START Source passage

# Marina Cube Mod



## bigfishy (Jun 19, 2009)

With a little adding... with a little modding... and with a little brain power

can turn an useless 1G betta tank into a shrimp tank!



Marina *S* cube

Moved the LED to the side, and added a mini S filter with sponge on the intake pipe









custom glass lid so everything can fit into place









using Kotobuki lid holder to hold the glass lid in place









Done! 1G Shrimp Tank!


----------



## Fishfur (Mar 4, 2012)

That is very cool. Where'd you get those clips to hold the glass cover on ?


----------



## manmadecorals (Jan 17, 2012)

that is very cool! Looking forward to seeing pics of it filled with shrimps


----------



## bigfishy (Jun 19, 2009)

Fishfur said:


> That is very cool. Where'd you get those clips to hold the glass cover on ?

END Source passage
START Material shown

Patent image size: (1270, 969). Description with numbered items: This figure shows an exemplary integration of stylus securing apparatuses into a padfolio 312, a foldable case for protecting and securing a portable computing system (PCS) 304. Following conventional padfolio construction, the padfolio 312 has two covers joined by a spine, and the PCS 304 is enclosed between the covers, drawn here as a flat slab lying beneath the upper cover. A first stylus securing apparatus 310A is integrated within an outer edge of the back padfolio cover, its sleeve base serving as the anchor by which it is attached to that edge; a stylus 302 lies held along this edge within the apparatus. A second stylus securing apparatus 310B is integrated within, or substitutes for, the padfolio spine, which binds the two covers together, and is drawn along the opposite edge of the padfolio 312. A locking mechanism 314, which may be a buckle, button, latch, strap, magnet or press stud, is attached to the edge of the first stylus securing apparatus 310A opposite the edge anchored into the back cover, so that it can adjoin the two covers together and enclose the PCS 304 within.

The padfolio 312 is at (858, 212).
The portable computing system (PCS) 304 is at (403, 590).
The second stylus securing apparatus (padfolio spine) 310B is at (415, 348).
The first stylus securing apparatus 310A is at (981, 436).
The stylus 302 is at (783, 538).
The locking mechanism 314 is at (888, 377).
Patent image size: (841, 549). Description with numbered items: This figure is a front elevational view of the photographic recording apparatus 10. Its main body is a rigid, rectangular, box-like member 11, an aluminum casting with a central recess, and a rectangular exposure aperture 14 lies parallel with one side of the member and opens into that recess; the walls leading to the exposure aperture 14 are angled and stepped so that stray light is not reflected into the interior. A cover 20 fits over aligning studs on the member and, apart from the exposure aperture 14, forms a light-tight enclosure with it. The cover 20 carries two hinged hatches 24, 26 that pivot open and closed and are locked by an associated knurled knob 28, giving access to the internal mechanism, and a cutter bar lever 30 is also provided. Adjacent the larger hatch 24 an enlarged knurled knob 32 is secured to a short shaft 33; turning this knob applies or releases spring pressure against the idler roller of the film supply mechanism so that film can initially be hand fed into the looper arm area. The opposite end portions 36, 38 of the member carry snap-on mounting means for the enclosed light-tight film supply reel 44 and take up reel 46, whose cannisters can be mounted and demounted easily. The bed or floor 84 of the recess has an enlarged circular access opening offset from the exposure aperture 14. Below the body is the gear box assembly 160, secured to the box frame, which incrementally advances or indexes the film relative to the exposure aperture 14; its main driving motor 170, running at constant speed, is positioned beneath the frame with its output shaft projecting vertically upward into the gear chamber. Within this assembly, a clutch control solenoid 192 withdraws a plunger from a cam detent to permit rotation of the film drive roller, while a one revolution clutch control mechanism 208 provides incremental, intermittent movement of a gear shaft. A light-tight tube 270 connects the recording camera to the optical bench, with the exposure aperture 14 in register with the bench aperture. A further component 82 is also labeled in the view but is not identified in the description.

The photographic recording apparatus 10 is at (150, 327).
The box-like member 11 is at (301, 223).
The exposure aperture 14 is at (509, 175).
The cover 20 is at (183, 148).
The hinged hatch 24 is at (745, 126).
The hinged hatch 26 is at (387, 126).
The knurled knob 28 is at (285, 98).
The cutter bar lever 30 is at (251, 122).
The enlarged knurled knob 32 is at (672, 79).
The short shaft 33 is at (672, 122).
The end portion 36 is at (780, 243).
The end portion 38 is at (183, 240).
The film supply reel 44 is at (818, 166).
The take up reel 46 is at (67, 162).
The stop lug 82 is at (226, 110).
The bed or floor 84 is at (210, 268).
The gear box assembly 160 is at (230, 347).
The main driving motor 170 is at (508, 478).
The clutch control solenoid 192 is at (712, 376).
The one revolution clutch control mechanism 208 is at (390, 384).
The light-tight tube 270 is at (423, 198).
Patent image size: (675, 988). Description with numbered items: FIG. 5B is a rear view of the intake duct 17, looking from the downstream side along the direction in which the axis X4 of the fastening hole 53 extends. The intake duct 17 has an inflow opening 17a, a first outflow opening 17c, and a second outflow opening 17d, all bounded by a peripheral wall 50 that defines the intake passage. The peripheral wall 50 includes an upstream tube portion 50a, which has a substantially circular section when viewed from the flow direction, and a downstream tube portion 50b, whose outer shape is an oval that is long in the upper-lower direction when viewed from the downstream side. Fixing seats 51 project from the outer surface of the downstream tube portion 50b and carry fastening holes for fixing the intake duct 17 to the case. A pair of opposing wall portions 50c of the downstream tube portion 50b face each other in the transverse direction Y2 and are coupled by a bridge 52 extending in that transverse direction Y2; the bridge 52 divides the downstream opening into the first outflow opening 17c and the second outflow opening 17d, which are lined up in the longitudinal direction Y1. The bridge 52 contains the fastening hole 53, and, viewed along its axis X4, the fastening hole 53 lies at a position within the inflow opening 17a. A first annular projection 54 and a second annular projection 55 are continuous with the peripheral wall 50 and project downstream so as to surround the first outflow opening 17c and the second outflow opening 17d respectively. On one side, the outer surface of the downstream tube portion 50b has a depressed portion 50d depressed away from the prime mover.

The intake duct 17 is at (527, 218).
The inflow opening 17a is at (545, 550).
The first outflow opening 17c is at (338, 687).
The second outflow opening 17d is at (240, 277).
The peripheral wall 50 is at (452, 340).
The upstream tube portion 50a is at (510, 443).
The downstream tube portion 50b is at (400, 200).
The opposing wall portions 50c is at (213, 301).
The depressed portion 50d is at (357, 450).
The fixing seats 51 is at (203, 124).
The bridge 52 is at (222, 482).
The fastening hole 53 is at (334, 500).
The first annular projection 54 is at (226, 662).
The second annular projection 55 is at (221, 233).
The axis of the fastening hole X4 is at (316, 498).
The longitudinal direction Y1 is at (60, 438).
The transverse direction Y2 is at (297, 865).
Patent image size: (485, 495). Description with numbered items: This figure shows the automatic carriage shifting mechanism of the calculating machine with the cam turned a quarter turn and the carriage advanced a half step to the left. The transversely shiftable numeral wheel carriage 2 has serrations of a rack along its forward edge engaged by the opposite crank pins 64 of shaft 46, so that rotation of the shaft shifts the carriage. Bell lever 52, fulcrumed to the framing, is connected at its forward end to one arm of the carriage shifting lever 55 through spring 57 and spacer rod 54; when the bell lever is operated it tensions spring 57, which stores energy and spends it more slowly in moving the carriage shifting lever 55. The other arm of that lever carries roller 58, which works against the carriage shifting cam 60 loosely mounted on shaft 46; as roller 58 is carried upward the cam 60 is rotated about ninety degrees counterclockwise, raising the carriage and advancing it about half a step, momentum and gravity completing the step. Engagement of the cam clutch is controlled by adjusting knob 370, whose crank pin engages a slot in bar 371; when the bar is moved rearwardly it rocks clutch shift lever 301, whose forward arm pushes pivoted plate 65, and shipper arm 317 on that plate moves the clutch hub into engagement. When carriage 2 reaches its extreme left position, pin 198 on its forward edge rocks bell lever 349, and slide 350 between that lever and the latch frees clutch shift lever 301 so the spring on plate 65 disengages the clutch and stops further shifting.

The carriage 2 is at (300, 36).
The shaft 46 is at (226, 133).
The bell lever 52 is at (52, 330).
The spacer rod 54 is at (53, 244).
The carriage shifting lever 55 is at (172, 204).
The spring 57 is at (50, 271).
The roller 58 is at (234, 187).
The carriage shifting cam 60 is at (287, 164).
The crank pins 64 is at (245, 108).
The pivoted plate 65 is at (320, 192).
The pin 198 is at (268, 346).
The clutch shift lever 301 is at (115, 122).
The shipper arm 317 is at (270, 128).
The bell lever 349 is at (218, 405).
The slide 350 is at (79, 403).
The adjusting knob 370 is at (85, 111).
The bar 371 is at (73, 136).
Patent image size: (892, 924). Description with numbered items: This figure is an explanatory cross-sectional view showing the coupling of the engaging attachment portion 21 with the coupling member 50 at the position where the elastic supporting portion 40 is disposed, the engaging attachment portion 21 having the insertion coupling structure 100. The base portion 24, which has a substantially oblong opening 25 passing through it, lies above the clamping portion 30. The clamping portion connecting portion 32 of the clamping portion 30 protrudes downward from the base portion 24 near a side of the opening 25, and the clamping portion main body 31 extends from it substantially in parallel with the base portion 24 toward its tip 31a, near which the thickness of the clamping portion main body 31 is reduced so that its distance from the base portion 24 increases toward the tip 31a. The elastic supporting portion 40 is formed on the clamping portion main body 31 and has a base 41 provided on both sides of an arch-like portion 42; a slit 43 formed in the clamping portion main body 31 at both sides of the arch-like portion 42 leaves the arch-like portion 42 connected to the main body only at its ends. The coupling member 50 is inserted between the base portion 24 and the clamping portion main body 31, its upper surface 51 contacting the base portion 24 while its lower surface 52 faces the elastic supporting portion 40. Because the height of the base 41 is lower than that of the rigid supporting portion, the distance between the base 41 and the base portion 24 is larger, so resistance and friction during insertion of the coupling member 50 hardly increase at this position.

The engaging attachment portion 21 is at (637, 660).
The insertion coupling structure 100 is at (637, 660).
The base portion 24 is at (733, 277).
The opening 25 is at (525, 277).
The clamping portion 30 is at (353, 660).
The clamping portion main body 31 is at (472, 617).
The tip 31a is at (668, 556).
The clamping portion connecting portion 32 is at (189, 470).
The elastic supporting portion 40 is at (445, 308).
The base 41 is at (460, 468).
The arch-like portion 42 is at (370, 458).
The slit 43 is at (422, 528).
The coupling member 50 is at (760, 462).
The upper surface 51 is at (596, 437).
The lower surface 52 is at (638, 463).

END Material shown

■ Objective A
Please translate this sentence from the Marina cube thread into Spanish: "Moved the LED to the side, and added a mini S filter with sponge on the intake pipe"
■ Objective B
Carry on the Marina cube thread from its final post.

■ Written response A
Moví el LED a un lado y añadí un minifiltro S con una esponja en el tubo de entrada.

■ Written response B
I think from Luckys



manhtu said:


> that is very cool! Looking forward to seeing pics of it filled with shrimps


I don't think I am going to use it anytime soon, because I just filled my 10G acrylic tank










I got the stand from Hitch, and he said I can't put another tank in between


----------



## tom g (Jul 8, 2009)

*tank*

what size is that tank on the stand bigfishy.it does not look like a 10 gal


----------



## bigfishy (Jun 19, 2009)

tom g said:


> what size is that tank on the stand bigfishy.it does not look like a 10 gal


the top is 20G long

the middle is custom made 

36" x 12" x 6" ( L x W x H )


----------



## iBetta (Jun 19, 2011)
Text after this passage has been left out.